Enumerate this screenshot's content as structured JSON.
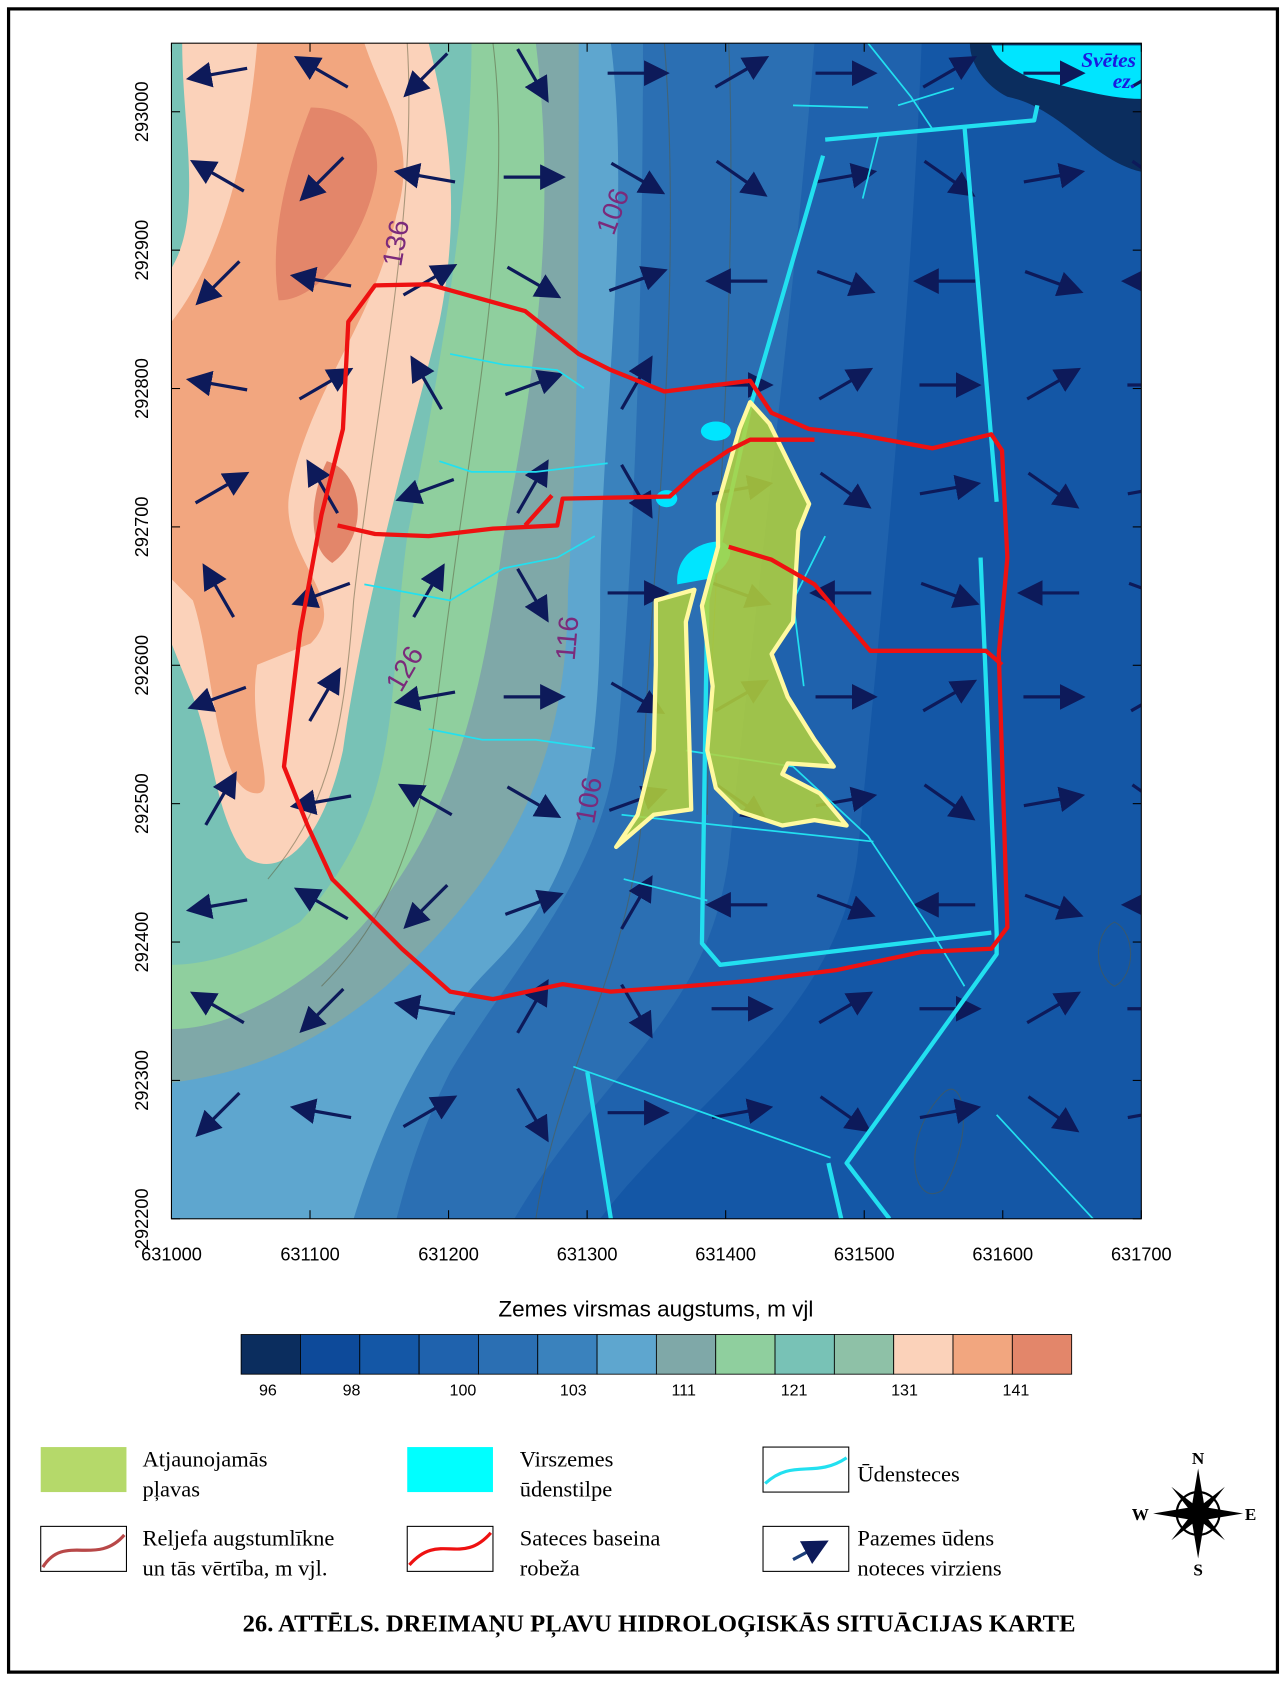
{
  "map": {
    "x_ticks": [
      631000,
      631100,
      631200,
      631300,
      631400,
      631500,
      631600,
      631700
    ],
    "y_ticks": [
      292200,
      292300,
      292400,
      292500,
      292600,
      292700,
      292800,
      292900,
      293000
    ],
    "contour_labels": [
      "136",
      "106",
      "126",
      "116",
      "106"
    ],
    "lake_label": [
      "Svētes",
      "ez."
    ],
    "colorbar": {
      "title": "Zemes virsmas augstums, m vjl",
      "labels": [
        96,
        98,
        100,
        103,
        111,
        121,
        131,
        141
      ],
      "colors": [
        "#0b2d5e",
        "#0d4a9a",
        "#1457a6",
        "#1f62ad",
        "#2b6fb3",
        "#3a82bd",
        "#5ea6cf",
        "#7fa8a8",
        "#8fcf9e",
        "#78c2b6",
        "#8ec1a7",
        "#fbd2ba",
        "#f2a67f",
        "#e3866a"
      ]
    },
    "legend": [
      {
        "label": [
          "Atjaunojamās",
          "pļavas"
        ]
      },
      {
        "label": [
          "Virszemes",
          "ūdenstilpe"
        ]
      },
      {
        "label": [
          "Ūdensteces"
        ]
      },
      {
        "label": [
          "Reljefa augstumlīkne",
          "un tās vērtība, m vjl."
        ]
      },
      {
        "label": [
          "Sateces baseina",
          "robeža"
        ]
      },
      {
        "label": [
          "Pazemes ūdens",
          "noteces virziens"
        ]
      }
    ],
    "compass": [
      "N",
      "S",
      "W",
      "E"
    ],
    "caption": "26. ATTĒLS. DREIMAŅU PĻAVU HIDROLOĢISKĀS SITUĀCIJAS KARTE"
  }
}
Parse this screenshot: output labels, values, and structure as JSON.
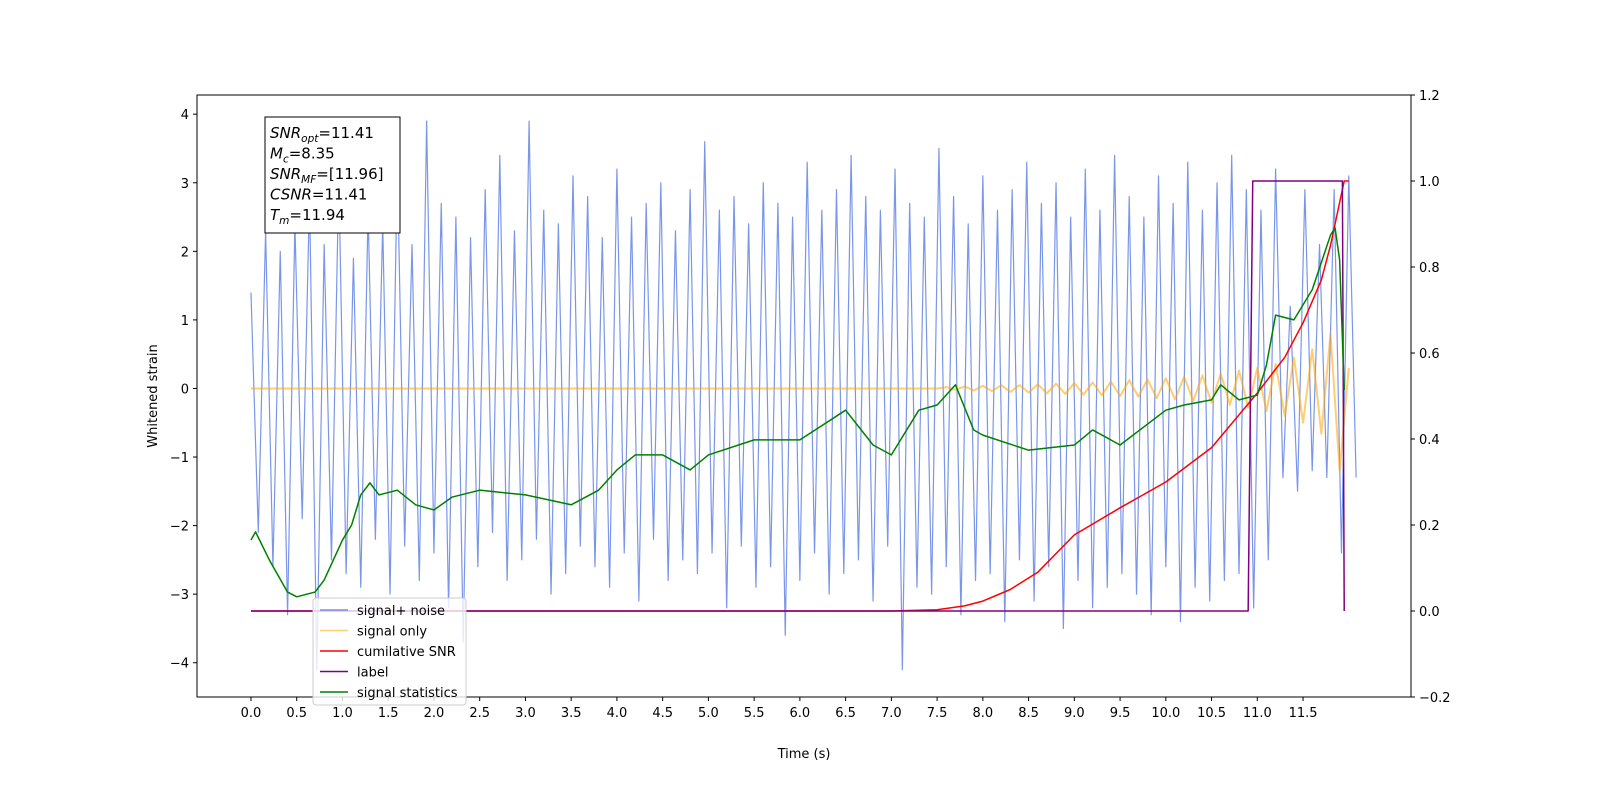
{
  "chart_data": {
    "type": "line",
    "xlabel": "Time (s)",
    "ylabel": "Whitened strain",
    "xlim": [
      -0.59,
      12.68
    ],
    "ylim": [
      -4.5,
      4.28
    ],
    "y2lim": [
      -0.2,
      1.2
    ],
    "xticks": [
      {
        "value": 0,
        "label": "0.0"
      },
      0.5,
      {
        "value": 1,
        "label": "1.0"
      },
      1.5,
      {
        "value": 2,
        "label": "2.0"
      },
      2.5,
      {
        "value": 3,
        "label": "3.0"
      },
      3.5,
      {
        "value": 4,
        "label": "4.0"
      },
      4.5,
      {
        "value": 5,
        "label": "5.0"
      },
      5.5,
      {
        "value": 6,
        "label": "6.0"
      },
      6.5,
      {
        "value": 7,
        "label": "7.0"
      },
      7.5,
      {
        "value": 8,
        "label": "8.0"
      },
      8.5,
      {
        "value": 9,
        "label": "9.0"
      },
      9.5,
      {
        "value": 10,
        "label": "10.0"
      },
      10.5,
      {
        "value": 11,
        "label": "11.0"
      },
      11.5
    ],
    "yticks": [
      {
        "value": -4,
        "label": "−4"
      },
      {
        "value": -3,
        "label": "−3"
      },
      {
        "value": -2,
        "label": "−2"
      },
      {
        "value": -1,
        "label": "−1"
      },
      0,
      1,
      2,
      3,
      4
    ],
    "y2ticks": [
      {
        "value": -0.2,
        "label": "−0.2"
      },
      {
        "value": 0,
        "label": "0.0"
      },
      0.2,
      0.4,
      0.6,
      0.8,
      {
        "value": 1,
        "label": "1.0"
      },
      1.2
    ],
    "annotation": [
      {
        "symbol": "SNR",
        "sub": "opt",
        "text": "=11.41"
      },
      {
        "symbol": "M",
        "sub": "c",
        "text": "=8.35"
      },
      {
        "symbol": "SNR",
        "sub": "MF",
        "text": "=[11.96]"
      },
      {
        "symbol": "CSNR",
        "sub": "",
        "text": "=11.41"
      },
      {
        "symbol": "T",
        "sub": "m",
        "text": "=11.94"
      }
    ],
    "series": [
      {
        "name": "signal+ noise",
        "color": "#4169e1",
        "x": [
          0,
          0.08,
          0.16,
          0.24,
          0.32,
          0.4,
          0.48,
          0.56,
          0.64,
          0.72,
          0.8,
          0.88,
          0.96,
          1.04,
          1.12,
          1.2,
          1.28,
          1.36,
          1.44,
          1.52,
          1.6,
          1.68,
          1.76,
          1.84,
          1.92,
          2,
          2.08,
          2.16,
          2.24,
          2.32,
          2.4,
          2.48,
          2.56,
          2.64,
          2.72,
          2.8,
          2.88,
          2.96,
          3.04,
          3.12,
          3.2,
          3.28,
          3.36,
          3.44,
          3.52,
          3.6,
          3.68,
          3.76,
          3.84,
          3.92,
          4,
          4.08,
          4.16,
          4.24,
          4.32,
          4.4,
          4.48,
          4.56,
          4.64,
          4.72,
          4.8,
          4.88,
          4.96,
          5.04,
          5.12,
          5.2,
          5.28,
          5.36,
          5.44,
          5.52,
          5.6,
          5.68,
          5.76,
          5.84,
          5.92,
          6,
          6.08,
          6.16,
          6.24,
          6.32,
          6.4,
          6.48,
          6.56,
          6.64,
          6.72,
          6.8,
          6.88,
          6.96,
          7.04,
          7.12,
          7.2,
          7.28,
          7.36,
          7.44,
          7.52,
          7.6,
          7.68,
          7.76,
          7.84,
          7.92,
          8,
          8.08,
          8.16,
          8.24,
          8.32,
          8.4,
          8.48,
          8.56,
          8.64,
          8.72,
          8.8,
          8.88,
          8.96,
          9.04,
          9.12,
          9.2,
          9.28,
          9.36,
          9.44,
          9.52,
          9.6,
          9.68,
          9.76,
          9.84,
          9.92,
          10,
          10.08,
          10.16,
          10.24,
          10.32,
          10.4,
          10.48,
          10.56,
          10.64,
          10.72,
          10.8,
          10.88,
          10.96,
          11.04,
          11.12,
          11.2,
          11.28,
          11.36,
          11.44,
          11.52,
          11.6,
          11.68,
          11.76,
          11.84,
          11.92,
          12,
          12.08
        ],
        "values": [
          1.4,
          -2.1,
          2.3,
          -2.6,
          2.0,
          -3.3,
          2.4,
          -1.9,
          2.8,
          -4.1,
          2.1,
          -2.5,
          3.1,
          -2.7,
          1.9,
          -2.9,
          2.6,
          -2.2,
          2.4,
          -3.0,
          3.3,
          -2.3,
          2.1,
          -2.8,
          3.9,
          -2.4,
          2.7,
          -3.2,
          2.5,
          -3.7,
          2.2,
          -2.6,
          2.9,
          -2.1,
          3.4,
          -2.8,
          2.3,
          -2.5,
          3.9,
          -2.2,
          2.6,
          -3.0,
          2.4,
          -2.7,
          3.1,
          -2.3,
          2.8,
          -2.6,
          2.2,
          -2.9,
          3.2,
          -2.4,
          2.5,
          -3.1,
          2.7,
          -2.2,
          3.0,
          -2.8,
          2.3,
          -2.5,
          2.9,
          -2.7,
          3.6,
          -2.4,
          2.6,
          -3.2,
          2.8,
          -2.3,
          2.4,
          -2.9,
          3.0,
          -2.6,
          2.7,
          -3.6,
          2.5,
          -2.8,
          3.3,
          -2.4,
          2.6,
          -3.0,
          2.9,
          -2.7,
          3.4,
          -2.5,
          2.8,
          -3.1,
          2.6,
          -2.3,
          3.2,
          -4.1,
          2.7,
          -2.9,
          2.5,
          -3.0,
          3.5,
          -2.6,
          2.8,
          -3.3,
          2.4,
          -2.8,
          3.1,
          -2.7,
          2.6,
          -3.4,
          2.9,
          -2.5,
          3.3,
          -3.1,
          2.7,
          -2.6,
          3.0,
          -3.5,
          2.5,
          -2.8,
          3.2,
          -3.2,
          2.6,
          -2.9,
          3.4,
          -2.7,
          2.8,
          -3.0,
          2.5,
          -3.3,
          3.1,
          -2.6,
          2.7,
          -3.4,
          3.3,
          -2.9,
          2.6,
          -3.1,
          3.0,
          -2.8,
          3.4,
          -2.7,
          2.9,
          -3.2,
          2.6,
          -2.5,
          3.2,
          -1.3,
          1.2,
          -1.5,
          2.9,
          -1.2,
          2.1,
          -1.3,
          2.9,
          -2.4,
          3.1,
          -1.3
        ]
      },
      {
        "name": "signal only",
        "color": "#ffa500",
        "x": [
          0,
          7.5,
          7.6,
          7.7,
          7.8,
          7.9,
          8.0,
          8.1,
          8.2,
          8.3,
          8.4,
          8.5,
          8.6,
          8.7,
          8.8,
          8.9,
          9.0,
          9.1,
          9.2,
          9.3,
          9.4,
          9.5,
          9.6,
          9.7,
          9.8,
          9.9,
          10.0,
          10.1,
          10.2,
          10.3,
          10.4,
          10.5,
          10.6,
          10.7,
          10.8,
          10.9,
          11.0,
          11.1,
          11.2,
          11.3,
          11.4,
          11.5,
          11.6,
          11.7,
          11.8,
          11.9,
          12.0
        ],
        "values": [
          0,
          0,
          0.02,
          -0.02,
          0.03,
          -0.03,
          0.04,
          -0.04,
          0.05,
          -0.05,
          0.05,
          -0.06,
          0.06,
          -0.07,
          0.07,
          -0.08,
          0.08,
          -0.09,
          0.09,
          -0.1,
          0.1,
          -0.11,
          0.12,
          -0.12,
          0.13,
          -0.14,
          0.15,
          -0.16,
          0.17,
          -0.18,
          0.19,
          -0.21,
          0.22,
          -0.24,
          0.26,
          -0.28,
          0.3,
          -0.33,
          0.36,
          -0.4,
          0.45,
          -0.5,
          0.57,
          -0.66,
          0.8,
          -1.2,
          0.3
        ]
      },
      {
        "name": "cumilative SNR",
        "color": "#ff0000",
        "axis": "y2",
        "x": [
          0,
          7.0,
          7.5,
          7.8,
          8.0,
          8.3,
          8.6,
          9.0,
          9.5,
          10.0,
          10.5,
          11.0,
          11.3,
          11.5,
          11.7,
          11.8,
          11.9,
          11.95,
          12.0
        ],
        "values": [
          0,
          0,
          0.003,
          0.012,
          0.023,
          0.05,
          0.09,
          0.177,
          0.24,
          0.3,
          0.38,
          0.507,
          0.59,
          0.67,
          0.77,
          0.85,
          0.95,
          1.0,
          1.0
        ]
      },
      {
        "name": "label",
        "color": "#800080",
        "axis": "y2",
        "x": [
          0,
          10.9,
          10.95,
          11.93,
          11.95
        ],
        "values": [
          0,
          0,
          1,
          1,
          0
        ]
      },
      {
        "name": "signal statistics",
        "color": "#008000",
        "axis": "y2",
        "x": [
          0,
          0.05,
          0.2,
          0.4,
          0.5,
          0.7,
          0.8,
          1.0,
          1.1,
          1.2,
          1.3,
          1.4,
          1.6,
          1.8,
          2.0,
          2.2,
          2.5,
          3.0,
          3.5,
          3.8,
          4.0,
          4.2,
          4.5,
          4.8,
          5.0,
          5.5,
          6.0,
          6.5,
          6.8,
          7.0,
          7.3,
          7.5,
          7.7,
          7.9,
          8.0,
          8.5,
          9.0,
          9.2,
          9.5,
          10.0,
          10.2,
          10.5,
          10.6,
          10.8,
          11.0,
          11.1,
          11.2,
          11.4,
          11.6,
          11.8,
          11.85,
          11.9,
          11.95
        ],
        "values": [
          0.165,
          0.184,
          0.119,
          0.044,
          0.033,
          0.044,
          0.072,
          0.165,
          0.2,
          0.27,
          0.298,
          0.27,
          0.281,
          0.247,
          0.235,
          0.265,
          0.281,
          0.27,
          0.247,
          0.281,
          0.328,
          0.363,
          0.363,
          0.328,
          0.363,
          0.398,
          0.398,
          0.467,
          0.386,
          0.363,
          0.467,
          0.479,
          0.526,
          0.421,
          0.409,
          0.374,
          0.386,
          0.421,
          0.386,
          0.467,
          0.479,
          0.491,
          0.526,
          0.491,
          0.502,
          0.572,
          0.688,
          0.677,
          0.747,
          0.874,
          0.891,
          0.816,
          0.514
        ]
      }
    ]
  }
}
┄┄┄┄┄┄┄┄┄┄
THE PROBLEM -
Tell how many lines hold the string "signal", giving the number and nothing else.

PROBLEM SOLUTION -
3